**Your task:** Please quote every line word for word.

**Stored records:**
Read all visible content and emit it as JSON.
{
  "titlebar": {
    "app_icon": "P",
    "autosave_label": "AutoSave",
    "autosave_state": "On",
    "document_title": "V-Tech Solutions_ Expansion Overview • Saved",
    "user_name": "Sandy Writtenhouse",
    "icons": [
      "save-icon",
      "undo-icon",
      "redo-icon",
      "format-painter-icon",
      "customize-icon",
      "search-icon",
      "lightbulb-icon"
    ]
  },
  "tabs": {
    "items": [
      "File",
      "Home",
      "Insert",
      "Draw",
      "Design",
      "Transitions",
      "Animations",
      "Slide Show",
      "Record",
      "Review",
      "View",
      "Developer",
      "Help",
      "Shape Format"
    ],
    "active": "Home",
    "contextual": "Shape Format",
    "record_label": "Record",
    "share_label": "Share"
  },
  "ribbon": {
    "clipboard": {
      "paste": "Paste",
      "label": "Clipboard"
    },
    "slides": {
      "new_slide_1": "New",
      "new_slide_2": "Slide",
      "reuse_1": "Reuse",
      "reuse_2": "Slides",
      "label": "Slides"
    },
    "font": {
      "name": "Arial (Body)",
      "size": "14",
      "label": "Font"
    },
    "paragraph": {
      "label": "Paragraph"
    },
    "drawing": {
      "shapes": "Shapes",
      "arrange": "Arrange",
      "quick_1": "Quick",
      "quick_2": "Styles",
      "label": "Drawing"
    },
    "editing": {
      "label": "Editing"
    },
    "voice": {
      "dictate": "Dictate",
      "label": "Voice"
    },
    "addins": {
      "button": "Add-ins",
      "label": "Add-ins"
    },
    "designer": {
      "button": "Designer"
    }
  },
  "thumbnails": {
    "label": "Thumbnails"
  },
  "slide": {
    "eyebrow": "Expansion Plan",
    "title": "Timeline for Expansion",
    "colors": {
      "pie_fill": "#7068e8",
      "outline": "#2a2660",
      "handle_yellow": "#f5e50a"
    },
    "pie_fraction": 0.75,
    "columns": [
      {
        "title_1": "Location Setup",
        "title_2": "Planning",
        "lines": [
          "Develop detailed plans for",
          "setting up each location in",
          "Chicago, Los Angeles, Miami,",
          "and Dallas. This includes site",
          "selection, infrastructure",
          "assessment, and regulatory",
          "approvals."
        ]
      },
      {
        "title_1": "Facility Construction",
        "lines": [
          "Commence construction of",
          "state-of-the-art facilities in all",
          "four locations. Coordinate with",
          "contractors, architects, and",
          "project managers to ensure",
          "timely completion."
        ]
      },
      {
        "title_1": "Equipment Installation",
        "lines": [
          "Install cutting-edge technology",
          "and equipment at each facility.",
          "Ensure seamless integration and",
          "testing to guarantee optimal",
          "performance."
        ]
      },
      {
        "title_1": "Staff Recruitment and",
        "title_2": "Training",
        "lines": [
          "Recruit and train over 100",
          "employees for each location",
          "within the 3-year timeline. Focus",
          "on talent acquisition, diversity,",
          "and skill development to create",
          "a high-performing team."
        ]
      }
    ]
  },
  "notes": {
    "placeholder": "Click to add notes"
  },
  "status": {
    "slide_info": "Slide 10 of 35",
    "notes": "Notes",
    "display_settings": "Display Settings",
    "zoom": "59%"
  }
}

**Exercise output:**
Read all visible content and emit it as JSON.
{
  "titlebar": {
    "app_icon": "P",
    "autosave_label": "AutoSave",
    "autosave_state": "On",
    "document_title": "V-Tech Solutions_ Expansion Overview • Saved",
    "user_name": "Sandy Writtenhouse",
    "icons": [
      "save-icon",
      "undo-icon",
      "redo-icon",
      "format-painter-icon",
      "customize-icon",
      "search-icon",
      "lightbulb-icon"
    ]
  },
  "tabs": {
    "items": [
      "File",
      "Home",
      "Insert",
      "Draw",
      "Design",
      "Transitions",
      "Animations",
      "Slide Show",
      "Record",
      "Review",
      "View",
      "Developer",
      "Help",
      "Shape Format"
    ],
    "active": "Home",
    "contextual": "Shape Format",
    "record_label": "Record",
    "share_label": "Share"
  },
  "ribbon": {
    "clipboard": {
      "paste": "Paste",
      "label": "Clipboard"
    },
    "slides": {
      "new_slide_1": "New",
      "new_slide_2": "Slide",
      "reuse_1": "Reuse",
      "reuse_2": "Slides",
      "label": "Slides"
    },
    "font": {
      "name": "Arial (Body)",
      "size": "14",
      "label": "Font"
    },
    "paragraph": {
      "label": "Paragraph"
    },
    "drawing": {
      "shapes": "Shapes",
      "arrange": "Arrange",
      "quick_1": "Quick",
      "quick_2": "Styles",
      "label": "Drawing"
    },
    "editing": {
      "label": "Editing"
    },
    "voice": {
      "dictate": "Dictate",
      "label": "Voice"
    },
    "addins": {
      "button": "Add-ins",
      "label": "Add-ins"
    },
    "designer": {
      "button": "Designer"
    }
  },
  "thumbnails": {
    "label": "Thumbnails"
  },
  "slide": {
    "eyebrow": "Expansion Plan",
    "title": "Timeline for Expansion",
    "colors": {
      "pie_fill": "#7068e8",
      "outline": "#2a2660",
      "handle_yellow": "#f5e50a"
    },
    "pie_fraction": 0.75,
    "columns": [
      {
        "title_1": "Location Setup",
        "title_2": "Planning",
        "lines": [
          "Develop detailed plans for",
          "setting up each location in",
          "Chicago, Los Angeles, Miami,",
          "and Dallas. This includes site",
          "selection, infrastructure",
          "assessment, and regulatory",
          "approvals."
        ]
      },
      {
        "title_1": "Facility Construction",
        "lines": [
          "Commence construction of",
          "state-of-the-art facilities in all",
          "four locations. Coordinate with",
          "contractors, architects, and",
          "project managers to ensure",
          "timely completion."
        ]
      },
      {
        "title_1": "Equipment Installation",
        "lines": [
          "Install cutting-edge technology",
          "and equipment at each facility.",
          "Ensure seamless integration and",
          "testing to guarantee optimal",
          "performance."
        ]
      },
      {
        "title_1": "Staff Recruitment and",
        "title_2": "Training",
        "lines": [
          "Recruit and train over 100",
          "employees for each location",
          "within the 3-year timeline. Focus",
          "on talent acquisition, diversity,",
          "and skill development to create",
          "a high-performing team."
        ]
      }
    ]
  },
  "notes": {
    "placeholder": "Click to add notes"
  },
  "status": {
    "slide_info": "Slide 10 of 35",
    "notes": "Notes",
    "display_settings": "Display Settings",
    "zoom": "59%"
  }
}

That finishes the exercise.